(Chart and figure data)
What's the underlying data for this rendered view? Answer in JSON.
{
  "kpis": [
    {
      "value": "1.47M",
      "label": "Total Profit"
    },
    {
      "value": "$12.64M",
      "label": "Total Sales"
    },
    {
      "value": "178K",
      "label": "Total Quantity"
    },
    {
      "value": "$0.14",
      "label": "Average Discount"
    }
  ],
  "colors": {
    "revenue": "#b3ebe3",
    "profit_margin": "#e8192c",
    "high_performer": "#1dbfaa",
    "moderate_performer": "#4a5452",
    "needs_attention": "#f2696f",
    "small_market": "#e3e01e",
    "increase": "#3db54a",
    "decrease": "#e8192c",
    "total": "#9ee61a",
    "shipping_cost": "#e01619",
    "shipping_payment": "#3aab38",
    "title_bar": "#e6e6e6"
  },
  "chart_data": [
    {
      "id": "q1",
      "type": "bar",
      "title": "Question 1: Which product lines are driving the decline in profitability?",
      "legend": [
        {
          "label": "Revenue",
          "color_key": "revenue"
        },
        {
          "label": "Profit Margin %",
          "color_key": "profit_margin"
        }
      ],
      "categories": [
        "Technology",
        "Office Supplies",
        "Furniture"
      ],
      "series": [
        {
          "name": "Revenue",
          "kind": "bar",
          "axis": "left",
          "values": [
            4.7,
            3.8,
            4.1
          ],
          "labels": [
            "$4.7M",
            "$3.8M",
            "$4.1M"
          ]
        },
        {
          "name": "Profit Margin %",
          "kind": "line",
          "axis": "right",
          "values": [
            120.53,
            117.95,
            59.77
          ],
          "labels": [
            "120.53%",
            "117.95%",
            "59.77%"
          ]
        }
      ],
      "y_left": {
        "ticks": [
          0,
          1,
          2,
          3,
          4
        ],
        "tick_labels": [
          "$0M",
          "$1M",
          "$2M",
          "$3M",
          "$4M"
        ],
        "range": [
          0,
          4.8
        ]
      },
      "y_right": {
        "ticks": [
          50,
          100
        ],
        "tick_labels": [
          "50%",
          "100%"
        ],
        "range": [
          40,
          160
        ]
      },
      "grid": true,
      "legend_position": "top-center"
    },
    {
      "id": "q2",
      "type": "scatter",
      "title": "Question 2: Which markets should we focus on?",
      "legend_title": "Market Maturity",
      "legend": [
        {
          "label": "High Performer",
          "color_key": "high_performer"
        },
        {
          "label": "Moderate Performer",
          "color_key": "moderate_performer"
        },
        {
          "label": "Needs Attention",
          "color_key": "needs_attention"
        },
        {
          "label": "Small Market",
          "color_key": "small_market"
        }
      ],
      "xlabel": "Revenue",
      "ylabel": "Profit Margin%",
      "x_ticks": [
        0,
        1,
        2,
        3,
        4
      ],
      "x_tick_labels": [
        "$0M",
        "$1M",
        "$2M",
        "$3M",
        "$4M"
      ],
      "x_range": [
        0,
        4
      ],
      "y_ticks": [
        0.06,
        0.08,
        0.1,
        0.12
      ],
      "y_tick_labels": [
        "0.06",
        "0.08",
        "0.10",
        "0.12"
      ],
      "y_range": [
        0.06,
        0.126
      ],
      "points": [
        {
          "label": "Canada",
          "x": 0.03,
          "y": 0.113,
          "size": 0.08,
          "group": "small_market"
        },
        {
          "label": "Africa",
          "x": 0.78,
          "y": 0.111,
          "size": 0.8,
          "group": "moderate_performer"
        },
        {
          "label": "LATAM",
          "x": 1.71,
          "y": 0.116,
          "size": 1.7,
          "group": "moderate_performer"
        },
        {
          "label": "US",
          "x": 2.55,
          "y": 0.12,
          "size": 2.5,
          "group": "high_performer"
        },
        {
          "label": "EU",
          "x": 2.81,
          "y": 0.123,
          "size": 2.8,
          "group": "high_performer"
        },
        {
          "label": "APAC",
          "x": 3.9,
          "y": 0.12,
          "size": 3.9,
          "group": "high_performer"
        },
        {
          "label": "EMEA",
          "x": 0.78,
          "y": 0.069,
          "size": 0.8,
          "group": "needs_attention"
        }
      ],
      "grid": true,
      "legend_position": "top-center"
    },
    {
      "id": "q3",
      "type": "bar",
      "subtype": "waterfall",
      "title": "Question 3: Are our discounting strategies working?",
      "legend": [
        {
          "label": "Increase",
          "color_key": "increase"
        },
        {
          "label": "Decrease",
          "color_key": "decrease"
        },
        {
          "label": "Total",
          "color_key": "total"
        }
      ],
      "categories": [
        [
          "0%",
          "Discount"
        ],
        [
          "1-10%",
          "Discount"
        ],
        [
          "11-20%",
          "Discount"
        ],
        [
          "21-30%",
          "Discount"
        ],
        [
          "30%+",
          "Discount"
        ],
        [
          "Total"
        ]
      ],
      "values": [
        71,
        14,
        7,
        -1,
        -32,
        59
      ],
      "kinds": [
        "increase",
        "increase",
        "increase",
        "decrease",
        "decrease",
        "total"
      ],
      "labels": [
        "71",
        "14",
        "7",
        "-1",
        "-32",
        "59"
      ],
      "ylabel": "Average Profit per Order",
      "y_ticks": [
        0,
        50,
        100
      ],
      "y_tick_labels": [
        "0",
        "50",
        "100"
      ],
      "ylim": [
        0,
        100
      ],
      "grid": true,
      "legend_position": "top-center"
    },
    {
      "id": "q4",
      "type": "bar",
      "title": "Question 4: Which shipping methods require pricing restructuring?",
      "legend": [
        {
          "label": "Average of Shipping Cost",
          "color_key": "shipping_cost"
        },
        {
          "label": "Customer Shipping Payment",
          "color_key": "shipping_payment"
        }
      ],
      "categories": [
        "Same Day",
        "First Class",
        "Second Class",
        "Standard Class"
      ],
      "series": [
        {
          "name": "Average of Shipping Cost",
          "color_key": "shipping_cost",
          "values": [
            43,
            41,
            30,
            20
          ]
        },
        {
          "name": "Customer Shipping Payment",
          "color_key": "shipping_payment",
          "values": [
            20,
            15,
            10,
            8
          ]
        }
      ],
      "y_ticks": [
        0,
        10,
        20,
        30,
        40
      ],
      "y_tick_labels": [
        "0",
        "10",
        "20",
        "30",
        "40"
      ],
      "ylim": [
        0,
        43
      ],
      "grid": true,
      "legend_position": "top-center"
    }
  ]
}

**EXERCISE DETAILS:** Go over the records above and tally the lines with the word "size" in them. Give the number alone.

**ANSWER TO THIS TASK:** 7